• [Goal]
Locate the string "people" throughout the material and copy every line in which it occurs.

• [Data provided]
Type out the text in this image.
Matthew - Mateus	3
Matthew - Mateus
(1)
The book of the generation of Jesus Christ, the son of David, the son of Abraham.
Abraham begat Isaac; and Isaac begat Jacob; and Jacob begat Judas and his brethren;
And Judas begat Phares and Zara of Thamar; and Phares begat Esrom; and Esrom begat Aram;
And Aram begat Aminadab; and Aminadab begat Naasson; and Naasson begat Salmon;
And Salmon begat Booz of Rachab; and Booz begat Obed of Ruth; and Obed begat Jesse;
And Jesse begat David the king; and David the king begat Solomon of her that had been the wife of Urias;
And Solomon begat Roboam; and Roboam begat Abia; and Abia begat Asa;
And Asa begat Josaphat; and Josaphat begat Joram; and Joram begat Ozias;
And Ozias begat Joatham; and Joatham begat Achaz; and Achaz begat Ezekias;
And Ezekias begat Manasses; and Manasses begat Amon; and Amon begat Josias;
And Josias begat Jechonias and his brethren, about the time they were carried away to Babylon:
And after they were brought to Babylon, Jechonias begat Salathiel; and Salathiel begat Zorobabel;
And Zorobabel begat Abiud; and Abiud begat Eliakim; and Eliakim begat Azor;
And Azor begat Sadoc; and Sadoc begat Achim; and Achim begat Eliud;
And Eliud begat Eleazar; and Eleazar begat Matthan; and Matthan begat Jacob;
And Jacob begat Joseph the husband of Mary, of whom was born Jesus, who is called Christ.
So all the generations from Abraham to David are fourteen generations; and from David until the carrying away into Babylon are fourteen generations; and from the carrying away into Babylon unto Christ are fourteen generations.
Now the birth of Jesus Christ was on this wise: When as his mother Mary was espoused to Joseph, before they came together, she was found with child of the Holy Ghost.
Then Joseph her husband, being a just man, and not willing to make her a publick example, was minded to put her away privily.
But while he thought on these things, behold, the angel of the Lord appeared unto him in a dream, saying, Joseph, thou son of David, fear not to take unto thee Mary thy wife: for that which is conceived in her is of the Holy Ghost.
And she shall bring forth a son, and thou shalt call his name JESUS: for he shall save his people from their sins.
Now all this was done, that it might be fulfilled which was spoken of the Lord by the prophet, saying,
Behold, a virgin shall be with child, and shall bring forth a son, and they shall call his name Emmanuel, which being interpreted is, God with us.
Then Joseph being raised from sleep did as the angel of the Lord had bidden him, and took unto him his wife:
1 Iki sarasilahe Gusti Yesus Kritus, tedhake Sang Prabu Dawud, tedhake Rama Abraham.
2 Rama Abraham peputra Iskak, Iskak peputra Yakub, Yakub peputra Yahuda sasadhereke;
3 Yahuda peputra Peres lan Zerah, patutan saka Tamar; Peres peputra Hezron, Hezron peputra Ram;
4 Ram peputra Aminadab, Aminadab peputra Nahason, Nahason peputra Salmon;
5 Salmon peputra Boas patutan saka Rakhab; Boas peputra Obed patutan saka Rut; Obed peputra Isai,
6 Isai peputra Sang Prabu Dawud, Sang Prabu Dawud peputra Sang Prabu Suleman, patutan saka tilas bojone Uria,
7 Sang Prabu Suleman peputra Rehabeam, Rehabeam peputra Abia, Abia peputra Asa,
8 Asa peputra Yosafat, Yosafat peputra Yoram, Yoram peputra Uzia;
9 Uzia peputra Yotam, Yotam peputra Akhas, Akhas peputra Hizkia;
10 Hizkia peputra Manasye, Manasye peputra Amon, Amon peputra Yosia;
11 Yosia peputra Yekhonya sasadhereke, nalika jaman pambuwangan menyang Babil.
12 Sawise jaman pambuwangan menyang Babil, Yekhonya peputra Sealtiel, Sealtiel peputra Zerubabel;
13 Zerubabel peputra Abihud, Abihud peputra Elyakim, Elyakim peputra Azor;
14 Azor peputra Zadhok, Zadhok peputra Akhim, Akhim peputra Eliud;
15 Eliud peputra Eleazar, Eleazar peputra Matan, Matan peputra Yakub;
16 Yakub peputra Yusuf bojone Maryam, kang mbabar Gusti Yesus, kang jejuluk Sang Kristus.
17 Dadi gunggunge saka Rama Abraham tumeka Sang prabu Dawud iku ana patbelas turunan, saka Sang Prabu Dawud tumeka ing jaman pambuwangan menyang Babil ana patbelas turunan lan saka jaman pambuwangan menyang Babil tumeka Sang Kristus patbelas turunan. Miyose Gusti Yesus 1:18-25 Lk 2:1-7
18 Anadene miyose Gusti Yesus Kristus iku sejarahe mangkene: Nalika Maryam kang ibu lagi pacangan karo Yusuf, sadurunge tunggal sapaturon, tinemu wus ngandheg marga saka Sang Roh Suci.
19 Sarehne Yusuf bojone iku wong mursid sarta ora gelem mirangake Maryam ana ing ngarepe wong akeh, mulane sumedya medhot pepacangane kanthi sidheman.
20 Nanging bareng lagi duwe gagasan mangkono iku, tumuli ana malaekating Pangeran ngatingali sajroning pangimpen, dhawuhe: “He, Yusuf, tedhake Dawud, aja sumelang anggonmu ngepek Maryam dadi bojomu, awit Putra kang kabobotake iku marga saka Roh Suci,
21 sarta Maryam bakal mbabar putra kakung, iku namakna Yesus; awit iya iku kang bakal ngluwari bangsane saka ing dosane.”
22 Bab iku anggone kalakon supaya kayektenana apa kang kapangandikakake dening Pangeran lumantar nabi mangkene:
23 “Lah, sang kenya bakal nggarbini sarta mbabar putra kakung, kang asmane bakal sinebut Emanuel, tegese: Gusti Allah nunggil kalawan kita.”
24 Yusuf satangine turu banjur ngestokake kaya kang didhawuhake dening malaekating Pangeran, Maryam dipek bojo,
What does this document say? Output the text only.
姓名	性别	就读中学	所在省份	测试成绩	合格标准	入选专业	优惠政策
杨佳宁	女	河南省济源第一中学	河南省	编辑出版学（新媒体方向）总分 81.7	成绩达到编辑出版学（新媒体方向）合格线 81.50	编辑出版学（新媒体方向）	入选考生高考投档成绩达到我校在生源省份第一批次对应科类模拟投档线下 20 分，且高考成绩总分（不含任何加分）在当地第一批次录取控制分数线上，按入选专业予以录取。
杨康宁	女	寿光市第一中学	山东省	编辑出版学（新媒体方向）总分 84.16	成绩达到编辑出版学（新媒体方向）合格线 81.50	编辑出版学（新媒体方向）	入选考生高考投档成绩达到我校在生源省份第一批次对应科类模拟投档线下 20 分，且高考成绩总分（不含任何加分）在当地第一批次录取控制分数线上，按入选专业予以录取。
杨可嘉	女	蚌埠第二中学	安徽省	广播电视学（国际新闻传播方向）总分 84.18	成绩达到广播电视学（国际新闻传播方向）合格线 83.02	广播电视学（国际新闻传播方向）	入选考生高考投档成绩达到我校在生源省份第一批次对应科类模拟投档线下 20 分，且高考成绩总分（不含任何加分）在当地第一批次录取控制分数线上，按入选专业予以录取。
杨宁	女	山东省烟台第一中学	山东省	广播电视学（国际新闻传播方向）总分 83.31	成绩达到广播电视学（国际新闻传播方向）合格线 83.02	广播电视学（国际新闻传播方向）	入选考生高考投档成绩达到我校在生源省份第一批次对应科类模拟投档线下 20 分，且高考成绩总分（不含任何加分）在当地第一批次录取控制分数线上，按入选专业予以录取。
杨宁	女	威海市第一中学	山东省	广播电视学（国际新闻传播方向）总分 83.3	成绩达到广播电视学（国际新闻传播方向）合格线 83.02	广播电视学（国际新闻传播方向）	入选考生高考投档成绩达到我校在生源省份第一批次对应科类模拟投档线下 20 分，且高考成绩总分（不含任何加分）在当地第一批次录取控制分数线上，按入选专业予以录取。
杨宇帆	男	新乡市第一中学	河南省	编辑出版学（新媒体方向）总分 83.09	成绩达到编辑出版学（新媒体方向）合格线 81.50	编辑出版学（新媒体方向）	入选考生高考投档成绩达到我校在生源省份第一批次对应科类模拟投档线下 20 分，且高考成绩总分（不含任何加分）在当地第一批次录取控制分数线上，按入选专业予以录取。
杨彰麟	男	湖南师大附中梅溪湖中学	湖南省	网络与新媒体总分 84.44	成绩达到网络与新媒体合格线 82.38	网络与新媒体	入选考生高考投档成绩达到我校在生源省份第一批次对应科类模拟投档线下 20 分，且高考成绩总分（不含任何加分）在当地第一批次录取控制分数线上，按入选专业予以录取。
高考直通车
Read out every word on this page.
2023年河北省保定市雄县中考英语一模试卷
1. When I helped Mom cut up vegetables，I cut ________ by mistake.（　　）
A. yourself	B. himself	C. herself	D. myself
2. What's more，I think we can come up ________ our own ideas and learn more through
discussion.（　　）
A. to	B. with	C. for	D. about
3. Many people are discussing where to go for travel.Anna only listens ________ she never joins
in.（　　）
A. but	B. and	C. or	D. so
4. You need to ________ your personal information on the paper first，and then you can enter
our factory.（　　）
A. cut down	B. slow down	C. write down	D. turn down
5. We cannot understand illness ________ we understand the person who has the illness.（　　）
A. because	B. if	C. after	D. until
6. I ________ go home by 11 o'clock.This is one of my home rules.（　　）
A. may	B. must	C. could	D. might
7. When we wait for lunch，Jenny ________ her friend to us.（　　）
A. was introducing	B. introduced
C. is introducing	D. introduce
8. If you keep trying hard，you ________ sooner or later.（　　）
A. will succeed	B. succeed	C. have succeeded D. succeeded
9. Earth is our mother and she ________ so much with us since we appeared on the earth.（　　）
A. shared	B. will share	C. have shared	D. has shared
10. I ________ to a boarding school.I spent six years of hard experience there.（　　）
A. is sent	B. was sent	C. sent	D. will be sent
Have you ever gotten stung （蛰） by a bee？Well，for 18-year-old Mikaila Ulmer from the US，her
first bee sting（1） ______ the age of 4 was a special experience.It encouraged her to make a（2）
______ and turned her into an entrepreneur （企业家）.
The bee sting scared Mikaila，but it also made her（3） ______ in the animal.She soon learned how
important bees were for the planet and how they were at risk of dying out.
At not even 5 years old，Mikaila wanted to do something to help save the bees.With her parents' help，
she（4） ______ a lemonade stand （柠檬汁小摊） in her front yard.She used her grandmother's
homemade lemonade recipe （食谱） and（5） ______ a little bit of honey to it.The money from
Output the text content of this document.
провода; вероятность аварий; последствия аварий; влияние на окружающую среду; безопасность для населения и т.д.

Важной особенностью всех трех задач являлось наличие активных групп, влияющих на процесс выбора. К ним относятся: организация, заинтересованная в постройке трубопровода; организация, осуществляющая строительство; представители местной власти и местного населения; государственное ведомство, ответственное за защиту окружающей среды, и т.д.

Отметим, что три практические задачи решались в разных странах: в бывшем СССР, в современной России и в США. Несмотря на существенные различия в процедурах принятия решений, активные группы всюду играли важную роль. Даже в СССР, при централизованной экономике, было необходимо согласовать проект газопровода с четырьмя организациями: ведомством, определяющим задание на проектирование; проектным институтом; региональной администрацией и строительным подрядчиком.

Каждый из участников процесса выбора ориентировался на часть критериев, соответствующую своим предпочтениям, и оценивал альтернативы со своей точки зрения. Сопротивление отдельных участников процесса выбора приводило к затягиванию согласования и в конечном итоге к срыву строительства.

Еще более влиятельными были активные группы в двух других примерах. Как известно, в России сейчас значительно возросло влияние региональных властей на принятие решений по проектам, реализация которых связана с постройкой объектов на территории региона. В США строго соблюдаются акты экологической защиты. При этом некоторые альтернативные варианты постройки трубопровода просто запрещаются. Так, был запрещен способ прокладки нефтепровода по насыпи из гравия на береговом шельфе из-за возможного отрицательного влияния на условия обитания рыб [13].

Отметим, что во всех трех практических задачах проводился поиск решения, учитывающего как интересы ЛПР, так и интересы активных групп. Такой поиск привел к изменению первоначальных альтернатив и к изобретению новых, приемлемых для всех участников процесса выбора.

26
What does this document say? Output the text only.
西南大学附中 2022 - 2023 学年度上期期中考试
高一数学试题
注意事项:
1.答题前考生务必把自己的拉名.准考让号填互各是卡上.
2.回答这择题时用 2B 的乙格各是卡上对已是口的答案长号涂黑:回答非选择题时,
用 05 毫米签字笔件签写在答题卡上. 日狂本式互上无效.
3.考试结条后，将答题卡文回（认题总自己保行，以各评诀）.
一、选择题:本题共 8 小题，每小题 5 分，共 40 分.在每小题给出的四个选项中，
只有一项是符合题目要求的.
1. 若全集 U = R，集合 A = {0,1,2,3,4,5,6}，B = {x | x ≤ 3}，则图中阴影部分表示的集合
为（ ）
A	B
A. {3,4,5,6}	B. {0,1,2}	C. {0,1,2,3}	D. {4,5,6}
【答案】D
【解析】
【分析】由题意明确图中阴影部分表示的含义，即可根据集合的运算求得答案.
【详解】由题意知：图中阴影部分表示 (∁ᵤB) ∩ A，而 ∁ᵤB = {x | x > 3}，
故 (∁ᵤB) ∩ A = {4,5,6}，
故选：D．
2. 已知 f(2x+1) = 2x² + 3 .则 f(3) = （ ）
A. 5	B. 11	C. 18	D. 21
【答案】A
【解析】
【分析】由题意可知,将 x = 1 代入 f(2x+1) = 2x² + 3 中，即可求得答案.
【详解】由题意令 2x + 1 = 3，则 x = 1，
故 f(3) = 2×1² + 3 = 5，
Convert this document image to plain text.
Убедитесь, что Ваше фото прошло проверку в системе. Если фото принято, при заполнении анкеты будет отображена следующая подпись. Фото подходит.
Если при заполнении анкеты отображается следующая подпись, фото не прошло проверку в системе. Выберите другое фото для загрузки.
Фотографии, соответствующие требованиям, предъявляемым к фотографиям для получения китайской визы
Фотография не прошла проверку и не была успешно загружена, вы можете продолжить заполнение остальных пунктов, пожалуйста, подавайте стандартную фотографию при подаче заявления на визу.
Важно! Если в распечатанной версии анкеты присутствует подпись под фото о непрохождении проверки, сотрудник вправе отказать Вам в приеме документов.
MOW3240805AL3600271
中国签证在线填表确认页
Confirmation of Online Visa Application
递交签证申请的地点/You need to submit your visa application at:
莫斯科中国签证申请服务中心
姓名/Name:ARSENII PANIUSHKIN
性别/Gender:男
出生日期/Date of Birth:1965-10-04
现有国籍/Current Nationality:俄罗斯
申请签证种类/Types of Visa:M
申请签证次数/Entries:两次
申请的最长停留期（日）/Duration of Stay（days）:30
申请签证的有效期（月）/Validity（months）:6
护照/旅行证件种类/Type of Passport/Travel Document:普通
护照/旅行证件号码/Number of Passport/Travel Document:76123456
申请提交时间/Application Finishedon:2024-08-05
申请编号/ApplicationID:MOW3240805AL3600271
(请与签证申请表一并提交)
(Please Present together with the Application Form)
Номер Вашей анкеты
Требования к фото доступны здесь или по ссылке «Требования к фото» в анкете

• [Response below]
And she shall bring forth a son, and thou shalt call his name JESUS: for he shall save his people from their sins.
3. Many people are discussing where to go for travel.Anna only listens ________ she never joins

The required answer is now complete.